▶ WORK TO COMPLETE: Take the data below and repeat it exactly.

▶ RECORD EXCERPTS:
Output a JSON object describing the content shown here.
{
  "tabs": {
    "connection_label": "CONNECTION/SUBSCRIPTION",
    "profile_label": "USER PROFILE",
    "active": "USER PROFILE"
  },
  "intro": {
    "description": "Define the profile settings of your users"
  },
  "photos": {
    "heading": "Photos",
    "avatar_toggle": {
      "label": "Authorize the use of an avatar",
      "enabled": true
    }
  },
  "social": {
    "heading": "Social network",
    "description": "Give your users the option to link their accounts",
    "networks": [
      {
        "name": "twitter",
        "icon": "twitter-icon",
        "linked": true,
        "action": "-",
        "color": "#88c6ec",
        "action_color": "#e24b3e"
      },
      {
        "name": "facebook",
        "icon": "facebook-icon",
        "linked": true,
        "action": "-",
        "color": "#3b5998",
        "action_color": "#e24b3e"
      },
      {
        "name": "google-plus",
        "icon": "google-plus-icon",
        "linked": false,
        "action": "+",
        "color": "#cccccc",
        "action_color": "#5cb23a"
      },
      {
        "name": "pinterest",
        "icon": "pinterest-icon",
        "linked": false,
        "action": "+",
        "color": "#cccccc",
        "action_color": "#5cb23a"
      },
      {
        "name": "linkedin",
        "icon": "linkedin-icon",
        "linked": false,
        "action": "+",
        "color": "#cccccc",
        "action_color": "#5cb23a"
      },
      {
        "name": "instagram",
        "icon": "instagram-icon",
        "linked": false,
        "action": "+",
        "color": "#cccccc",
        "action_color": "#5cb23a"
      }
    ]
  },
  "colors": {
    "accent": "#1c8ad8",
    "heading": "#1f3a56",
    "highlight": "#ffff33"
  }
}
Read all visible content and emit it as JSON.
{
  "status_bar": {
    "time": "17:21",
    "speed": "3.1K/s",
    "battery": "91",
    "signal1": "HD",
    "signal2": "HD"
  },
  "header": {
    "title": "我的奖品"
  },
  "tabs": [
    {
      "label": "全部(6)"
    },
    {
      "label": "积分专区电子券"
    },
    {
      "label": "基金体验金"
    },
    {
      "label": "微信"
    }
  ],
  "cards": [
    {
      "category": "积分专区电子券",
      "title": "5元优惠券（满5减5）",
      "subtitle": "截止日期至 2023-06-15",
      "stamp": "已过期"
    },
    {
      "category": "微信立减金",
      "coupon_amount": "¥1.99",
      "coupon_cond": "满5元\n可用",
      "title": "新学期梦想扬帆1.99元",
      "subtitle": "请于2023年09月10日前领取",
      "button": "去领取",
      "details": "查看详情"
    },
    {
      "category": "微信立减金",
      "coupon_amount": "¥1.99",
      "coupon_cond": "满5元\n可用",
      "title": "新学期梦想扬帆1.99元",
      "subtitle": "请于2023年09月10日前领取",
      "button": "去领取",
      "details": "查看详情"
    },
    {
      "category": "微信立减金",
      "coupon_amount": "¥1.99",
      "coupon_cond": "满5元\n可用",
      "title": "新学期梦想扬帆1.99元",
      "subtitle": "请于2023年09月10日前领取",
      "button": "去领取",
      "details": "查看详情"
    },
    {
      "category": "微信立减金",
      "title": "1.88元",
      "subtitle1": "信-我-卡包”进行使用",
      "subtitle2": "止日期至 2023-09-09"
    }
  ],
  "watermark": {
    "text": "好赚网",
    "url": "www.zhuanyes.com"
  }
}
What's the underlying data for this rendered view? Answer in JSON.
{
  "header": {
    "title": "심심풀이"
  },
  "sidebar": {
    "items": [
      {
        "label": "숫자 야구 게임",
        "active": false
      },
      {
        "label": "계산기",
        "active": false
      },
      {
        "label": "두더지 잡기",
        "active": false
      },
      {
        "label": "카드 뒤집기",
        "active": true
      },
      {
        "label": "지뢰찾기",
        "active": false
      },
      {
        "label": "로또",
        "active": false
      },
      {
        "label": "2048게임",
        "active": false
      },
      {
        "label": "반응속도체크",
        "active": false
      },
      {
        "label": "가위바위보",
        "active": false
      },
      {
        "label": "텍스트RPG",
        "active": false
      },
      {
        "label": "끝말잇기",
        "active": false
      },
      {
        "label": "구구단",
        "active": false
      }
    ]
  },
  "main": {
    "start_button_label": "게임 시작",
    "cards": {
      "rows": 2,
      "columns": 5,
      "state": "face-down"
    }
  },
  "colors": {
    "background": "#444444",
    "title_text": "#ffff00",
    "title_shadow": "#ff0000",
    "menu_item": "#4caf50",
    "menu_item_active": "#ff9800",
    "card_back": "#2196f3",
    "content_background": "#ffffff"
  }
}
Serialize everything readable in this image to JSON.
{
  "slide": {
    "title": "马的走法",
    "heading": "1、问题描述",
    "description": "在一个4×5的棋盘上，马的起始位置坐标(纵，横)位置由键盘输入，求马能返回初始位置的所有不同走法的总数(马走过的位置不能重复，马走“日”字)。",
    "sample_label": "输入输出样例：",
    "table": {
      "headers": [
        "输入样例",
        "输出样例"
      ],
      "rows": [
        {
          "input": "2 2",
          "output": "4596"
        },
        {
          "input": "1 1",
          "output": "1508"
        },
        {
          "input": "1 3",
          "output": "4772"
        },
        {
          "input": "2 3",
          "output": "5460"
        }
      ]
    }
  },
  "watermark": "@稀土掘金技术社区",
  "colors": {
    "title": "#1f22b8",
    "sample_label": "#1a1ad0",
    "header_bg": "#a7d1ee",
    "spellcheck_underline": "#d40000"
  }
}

▶ OUTPUT OF THE TASK:
Output a JSON object describing the content shown here.
{
  "tabs": {
    "connection_label": "CONNECTION/SUBSCRIPTION",
    "profile_label": "USER PROFILE",
    "active": "USER PROFILE"
  },
  "intro": {
    "description": "Define the profile settings of your users"
  },
  "photos": {
    "heading": "Photos",
    "avatar_toggle": {
      "label": "Authorize the use of an avatar",
      "enabled": true
    }
  },
  "social": {
    "heading": "Social network",
    "description": "Give your users the option to link their accounts",
    "networks": [
      {
        "name": "twitter",
        "icon": "twitter-icon",
        "linked": true,
        "action": "-",
        "color": "#88c6ec",
        "action_color": "#e24b3e"
      },
      {
        "name": "facebook",
        "icon": "facebook-icon",
        "linked": true,
        "action": "-",
        "color": "#3b5998",
        "action_color": "#e24b3e"
      },
      {
        "name": "google-plus",
        "icon": "google-plus-icon",
        "linked": false,
        "action": "+",
        "color": "#cccccc",
        "action_color": "#5cb23a"
      },
      {
        "name": "pinterest",
        "icon": "pinterest-icon",
        "linked": false,
        "action": "+",
        "color": "#cccccc",
        "action_color": "#5cb23a"
      },
      {
        "name": "linkedin",
        "icon": "linkedin-icon",
        "linked": false,
        "action": "+",
        "color": "#cccccc",
        "action_color": "#5cb23a"
      },
      {
        "name": "instagram",
        "icon": "instagram-icon",
        "linked": false,
        "action": "+",
        "color": "#cccccc",
        "action_color": "#5cb23a"
      }
    ]
  },
  "colors": {
    "accent": "#1c8ad8",
    "heading": "#1f3a56",
    "highlight": "#ffff33"
  }
}
Read all visible content and emit it as JSON.
{
  "status_bar": {
    "time": "17:21",
    "speed": "3.1K/s",
    "battery": "91",
    "signal1": "HD",
    "signal2": "HD"
  },
  "header": {
    "title": "我的奖品"
  },
  "tabs": [
    {
      "label": "全部(6)"
    },
    {
      "label": "积分专区电子券"
    },
    {
      "label": "基金体验金"
    },
    {
      "label": "微信"
    }
  ],
  "cards": [
    {
      "category": "积分专区电子券",
      "title": "5元优惠券（满5减5）",
      "subtitle": "截止日期至 2023-06-15",
      "stamp": "已过期"
    },
    {
      "category": "微信立减金",
      "coupon_amount": "¥1.99",
      "coupon_cond": "满5元\n可用",
      "title": "新学期梦想扬帆1.99元",
      "subtitle": "请于2023年09月10日前领取",
      "button": "去领取",
      "details": "查看详情"
    },
    {
      "category": "微信立减金",
      "coupon_amount": "¥1.99",
      "coupon_cond": "满5元\n可用",
      "title": "新学期梦想扬帆1.99元",
      "subtitle": "请于2023年09月10日前领取",
      "button": "去领取",
      "details": "查看详情"
    },
    {
      "category": "微信立减金",
      "coupon_amount": "¥1.99",
      "coupon_cond": "满5元\n可用",
      "title": "新学期梦想扬帆1.99元",
      "subtitle": "请于2023年09月10日前领取",
      "button": "去领取",
      "details": "查看详情"
    },
    {
      "category": "微信立减金",
      "title": "1.88元",
      "subtitle1": "信-我-卡包”进行使用",
      "subtitle2": "止日期至 2023-09-09"
    }
  ],
  "watermark": {
    "text": "好赚网",
    "url": "www.zhuanyes.com"
  }
}
What's the underlying data for this rendered view? Answer in JSON.
{
  "header": {
    "title": "심심풀이"
  },
  "sidebar": {
    "items": [
      {
        "label": "숫자 야구 게임",
        "active": false
      },
      {
        "label": "계산기",
        "active": false
      },
      {
        "label": "두더지 잡기",
        "active": false
      },
      {
        "label": "카드 뒤집기",
        "active": true
      },
      {
        "label": "지뢰찾기",
        "active": false
      },
      {
        "label": "로또",
        "active": false
      },
      {
        "label": "2048게임",
        "active": false
      },
      {
        "label": "반응속도체크",
        "active": false
      },
      {
        "label": "가위바위보",
        "active": false
      },
      {
        "label": "텍스트RPG",
        "active": false
      },
      {
        "label": "끝말잇기",
        "active": false
      },
      {
        "label": "구구단",
        "active": false
      }
    ]
  },
  "main": {
    "start_button_label": "게임 시작",
    "cards": {
      "rows": 2,
      "columns": 5,
      "state": "face-down"
    }
  },
  "colors": {
    "background": "#444444",
    "title_text": "#ffff00",
    "title_shadow": "#ff0000",
    "menu_item": "#4caf50",
    "menu_item_active": "#ff9800",
    "card_back": "#2196f3",
    "content_background": "#ffffff"
  }
}
Serialize everything readable in this image to JSON.
{
  "slide": {
    "title": "马的走法",
    "heading": "1、问题描述",
    "description": "在一个4×5的棋盘上，马的起始位置坐标(纵，横)位置由键盘输入，求马能返回初始位置的所有不同走法的总数(马走过的位置不能重复，马走“日”字)。",
    "sample_label": "输入输出样例：",
    "table": {
      "headers": [
        "输入样例",
        "输出样例"
      ],
      "rows": [
        {
          "input": "2 2",
          "output": "4596"
        },
        {
          "input": "1 1",
          "output": "1508"
        },
        {
          "input": "1 3",
          "output": "4772"
        },
        {
          "input": "2 3",
          "output": "5460"
        }
      ]
    }
  },
  "watermark": "@稀土掘金技术社区",
  "colors": {
    "title": "#1f22b8",
    "sample_label": "#1a1ad0",
    "header_bg": "#a7d1ee",
    "spellcheck_underline": "#d40000"
  }
}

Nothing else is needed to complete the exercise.